**YOUR TASK**
Copy everything in the data below exactly except the pictures.

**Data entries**
◇ ◇ ◇ ◇
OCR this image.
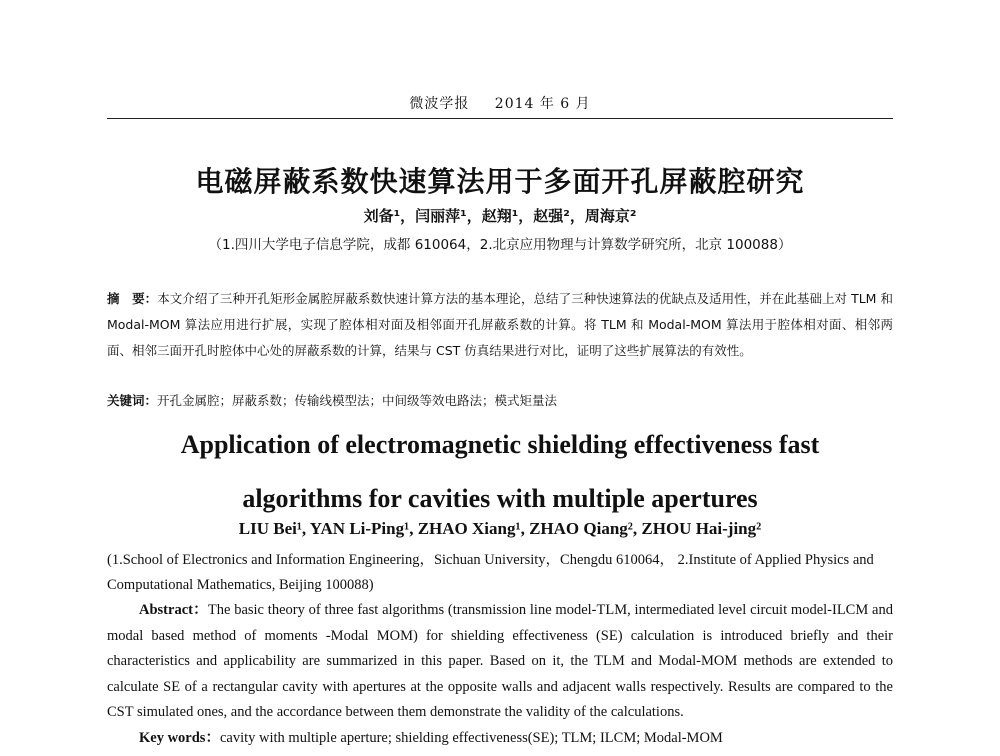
微波学报 2014 年 6 月
电磁屏蔽系数快速算法用于多面开孔屏蔽腔研究
刘备¹，闫丽萍¹，赵翔¹，赵强²，周海京²
（1.四川大学电子信息学院，成都 610064，2.北京应用物理与计算数学研究所，北京 100088）
摘　要：本文介绍了三种开孔矩形金属腔屏蔽系数快速计算方法的基本理论，总结了三种快速算法的优缺点及适用性，并在此基础上对 TLM 和 Modal-MOM 算法应用进行扩展，实现了腔体相对面及相邻面开孔屏蔽系数的计算。将 TLM 和 Modal-MOM 算法用于腔体相对面、相邻两面、相邻三面开孔时腔体中心处的屏蔽系数的计算，结果与 CST 仿真结果进行对比，证明了这些扩展算法的有效性。
关键词：开孔金属腔；屏蔽系数；传输线模型法；中间级等效电路法；模式矩量法
Application of electromagnetic shielding effectiveness fast
algorithms for cavities with multiple apertures
LIU Bei¹, YAN Li-Ping¹, ZHAO Xiang¹, ZHAO Qiang², ZHOU Hai-jing²
(1.School of Electronics and Information Engineering，Sichuan University，Chengdu 610064， 2.Institute of Applied Physics and Computational Mathematics, Beijing 100088)
Abstract：The basic theory of three fast algorithms (transmission line model-TLM, intermediated level circuit model-ILCM and modal based method of moments -Modal MOM) for shielding effectiveness (SE) calculation is introduced briefly and their characteristics and applicability are summarized in this paper. Based on it, the TLM and Modal-MOM methods are extended to calculate SE of a rectangular cavity with apertures at the opposite walls and adjacent walls respectively. Results are compared to the CST simulated ones, and the accordance between them demonstrate the validity of the calculations.
Key words：cavity with multiple aperture; shielding effectiveness(SE); TLM; ILCM; Modal-MOM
◇ ◇ ◇ ◇
**REPLY TO THE TASK**
OCR this image.
微波学报 2014 年 6 月
电磁屏蔽系数快速算法用于多面开孔屏蔽腔研究
刘备¹，闫丽萍¹，赵翔¹，赵强²，周海京²
（1.四川大学电子信息学院，成都 610064，2.北京应用物理与计算数学研究所，北京 100088）
摘　要：本文介绍了三种开孔矩形金属腔屏蔽系数快速计算方法的基本理论，总结了三种快速算法的优缺点及适用性，并在此基础上对 TLM 和 Modal-MOM 算法应用进行扩展，实现了腔体相对面及相邻面开孔屏蔽系数的计算。将 TLM 和 Modal-MOM 算法用于腔体相对面、相邻两面、相邻三面开孔时腔体中心处的屏蔽系数的计算，结果与 CST 仿真结果进行对比，证明了这些扩展算法的有效性。
关键词：开孔金属腔；屏蔽系数；传输线模型法；中间级等效电路法；模式矩量法
Application of electromagnetic shielding effectiveness fast
algorithms for cavities with multiple apertures
LIU Bei¹, YAN Li-Ping¹, ZHAO Xiang¹, ZHAO Qiang², ZHOU Hai-jing²
(1.School of Electronics and Information Engineering，Sichuan University，Chengdu 610064， 2.Institute of Applied Physics and Computational Mathematics, Beijing 100088)
Abstract：The basic theory of three fast algorithms (transmission line model-TLM, intermediated level circuit model-ILCM and modal based method of moments -Modal MOM) for shielding effectiveness (SE) calculation is introduced briefly and their characteristics and applicability are summarized in this paper. Based on it, the TLM and Modal-MOM methods are extended to calculate SE of a rectangular cavity with apertures at the opposite walls and adjacent walls respectively. Results are compared to the CST simulated ones, and the accordance between them demonstrate the validity of the calculations.
Key words：cavity with multiple aperture; shielding effectiveness(SE); TLM; ILCM; Modal-MOM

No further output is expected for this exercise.